• _WHAT IS BEING ASKED_
Search the listing for the string "Calls" and copy every line that contains it.

>> BEGIN

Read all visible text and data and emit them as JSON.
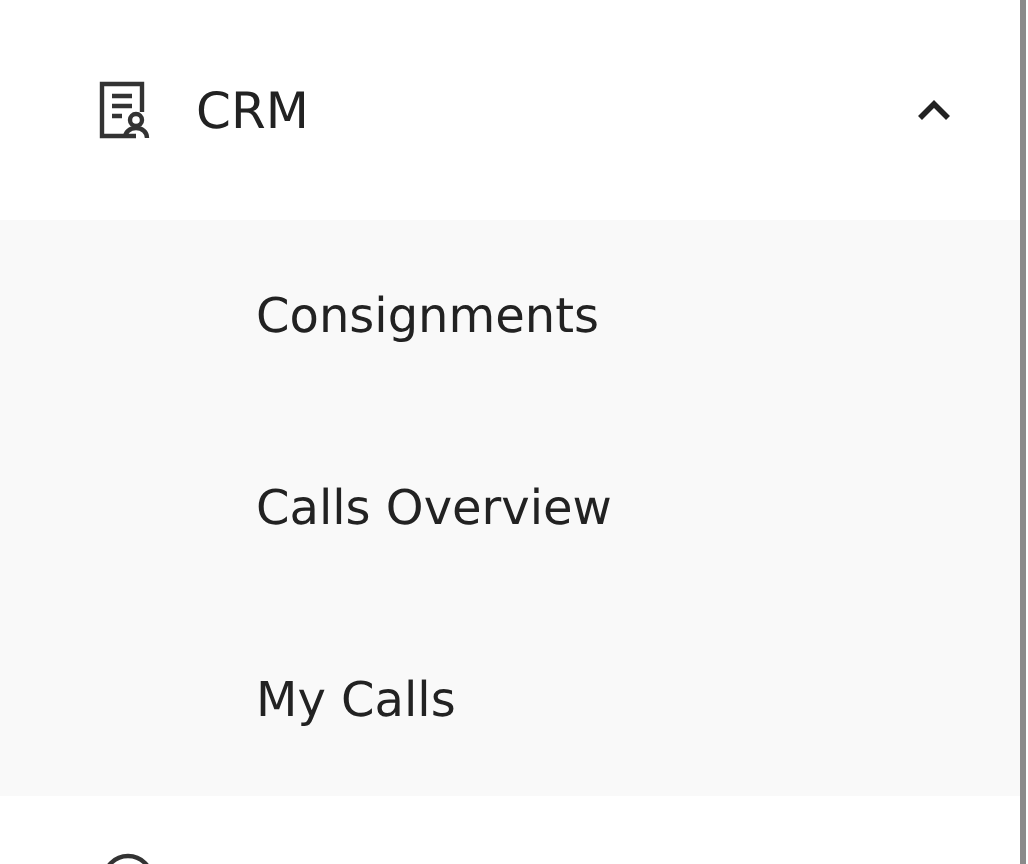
{
  "menu": {
    "label": "CRM",
    "expanded": true,
    "children": [
      {
        "label": "Consignments"
      },
      {
        "label": "Calls Overview"
      },
      {
        "label": "My Calls"
      }
    ]
  }
}
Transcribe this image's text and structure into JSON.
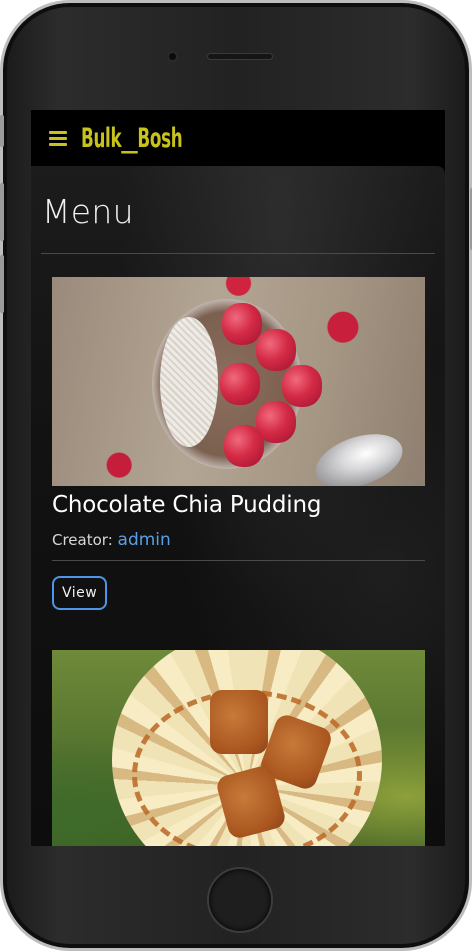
{
  "app": {
    "brand": "Bulk__Bosh"
  },
  "page": {
    "title": "Menu"
  },
  "recipes": [
    {
      "title": "Chocolate Chia Pudding",
      "creator_label": "Creator:",
      "creator": "admin",
      "view_label": "View"
    },
    {
      "title": "",
      "creator_label": "",
      "creator": "",
      "view_label": ""
    }
  ],
  "colors": {
    "brand": "#c7c31b",
    "link": "#5a9fe6",
    "button_border": "#4d95e6",
    "navbar_bg": "#000000"
  },
  "icons": {
    "menu": "hamburger-icon"
  }
}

>> END

• _SOLUTION TO THE EXERCISE_
        "label": "Calls Overview"
        "label": "My Calls"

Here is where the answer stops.